-- EXERCISE --
Pictures excluded, copy word for word the lines from the one holding "Read out every word on this page." through the last line below.

[Stored items]

====

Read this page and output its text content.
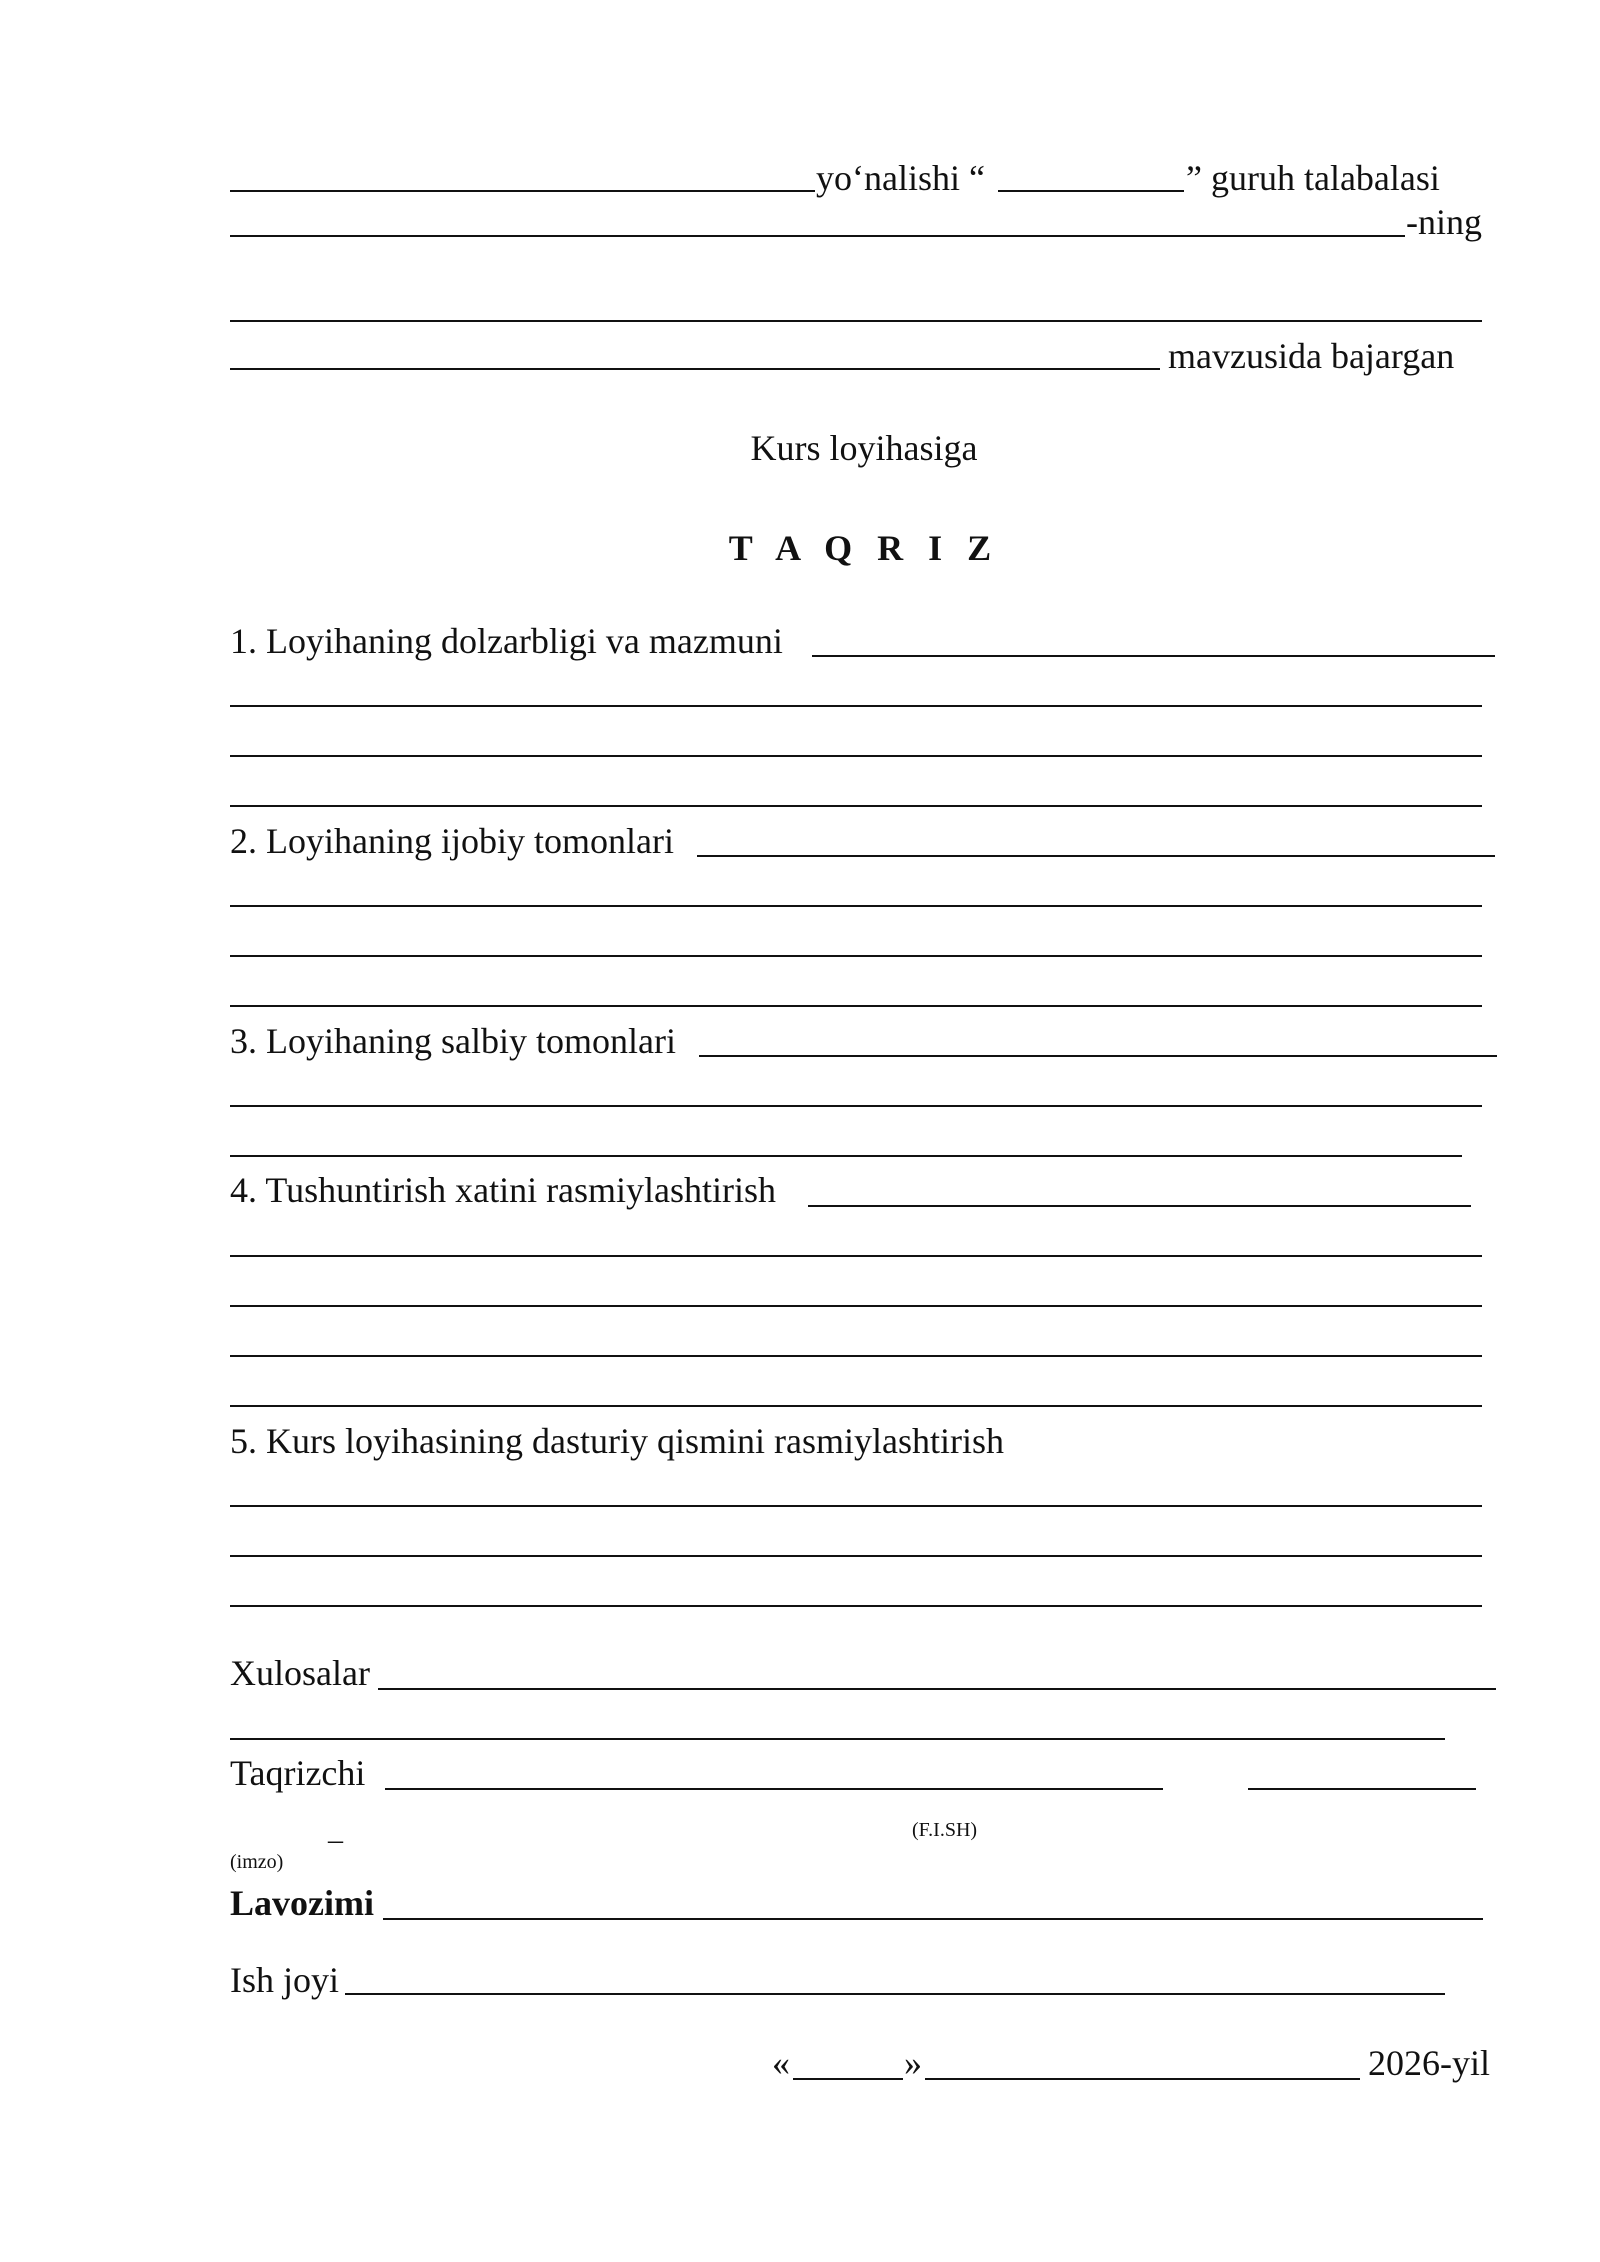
yo‘nalishi “	” guruh talabalasi
-ning
mavzusida bajargan
Kurs loyihasiga
T A Q R I Z
1. Loyihaning dolzarbligi va mazmuni
2. Loyihaning ijobiy tomonlari
3. Loyihaning salbiy tomonlari
4. Tushuntirish xatini rasmiylashtirish
5. Kurs loyihasining dasturiy qismini rasmiylashtirish
Xulosalar
Taqrizchi
_	(F.I.SH)
(imzo)
Lavozimi
Ish joyi
«	»	2026-yil
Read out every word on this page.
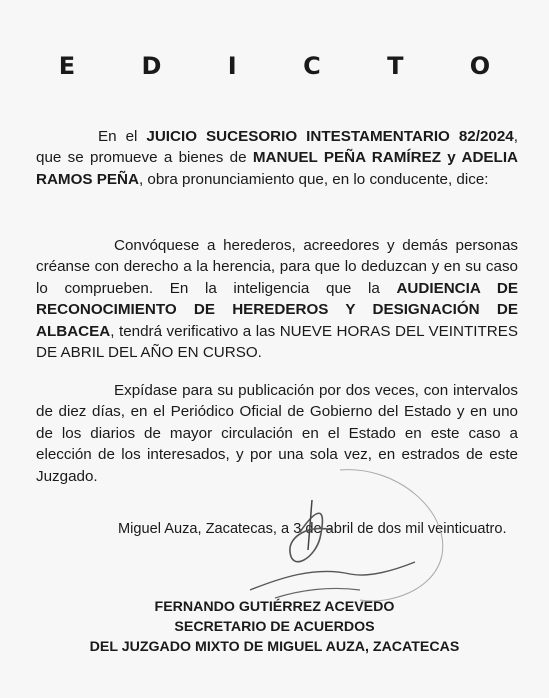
E D I C T O
En el JUICIO SUCESORIO INTESTAMENTARIO 82/2024, que se promueve a bienes de MANUEL PEÑA RAMÍREZ y ADELIA RAMOS PEÑA, obra pronunciamiento que, en lo conducente, dice:
Convóquese a herederos, acreedores y demás personas créanse con derecho a la herencia, para que lo deduzcan y en su caso lo comprueben. En la inteligencia que la AUDIENCIA DE RECONOCIMIENTO DE HEREDEROS Y DESIGNACIÓN DE ALBACEA, tendrá verificativo a las NUEVE HORAS DEL VEINTITRES DE ABRIL DEL AÑO EN CURSO.
Expídase para su publicación por dos veces, con intervalos de diez días, en el Periódico Oficial de Gobierno del Estado y en uno de los diarios de mayor circulación en el Estado en este caso a elección de los interesados, y por una sola vez, en estrados de este Juzgado.
Miguel Auza, Zacatecas, a 3 de abril de dos mil veinticuatro.
FERNANDO GUTIÉRREZ ACEVEDO
SECRETARIO DE ACUERDOS
DEL JUZGADO MIXTO DE MIGUEL AUZA, ZACATECAS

====

-- OUTPUT OF THE EXERCISE --
Read out every word on this page.
E D I C T O
En el JUICIO SUCESORIO INTESTAMENTARIO 82/2024, que se promueve a bienes de MANUEL PEÑA RAMÍREZ y ADELIA RAMOS PEÑA, obra pronunciamiento que, en lo conducente, dice:
Convóquese a herederos, acreedores y demás personas créanse con derecho a la herencia, para que lo deduzcan y en su caso lo comprueben. En la inteligencia que la AUDIENCIA DE RECONOCIMIENTO DE HEREDEROS Y DESIGNACIÓN DE ALBACEA, tendrá verificativo a las NUEVE HORAS DEL VEINTITRES DE ABRIL DEL AÑO EN CURSO.
Expídase para su publicación por dos veces, con intervalos de diez días, en el Periódico Oficial de Gobierno del Estado y en uno de los diarios de mayor circulación en el Estado en este caso a elección de los interesados, y por una sola vez, en estrados de este Juzgado.
Miguel Auza, Zacatecas, a 3 de abril de dos mil veinticuatro.
FERNANDO GUTIÉRREZ ACEVEDO
SECRETARIO DE ACUERDOS
DEL JUZGADO MIXTO DE MIGUEL AUZA, ZACATECAS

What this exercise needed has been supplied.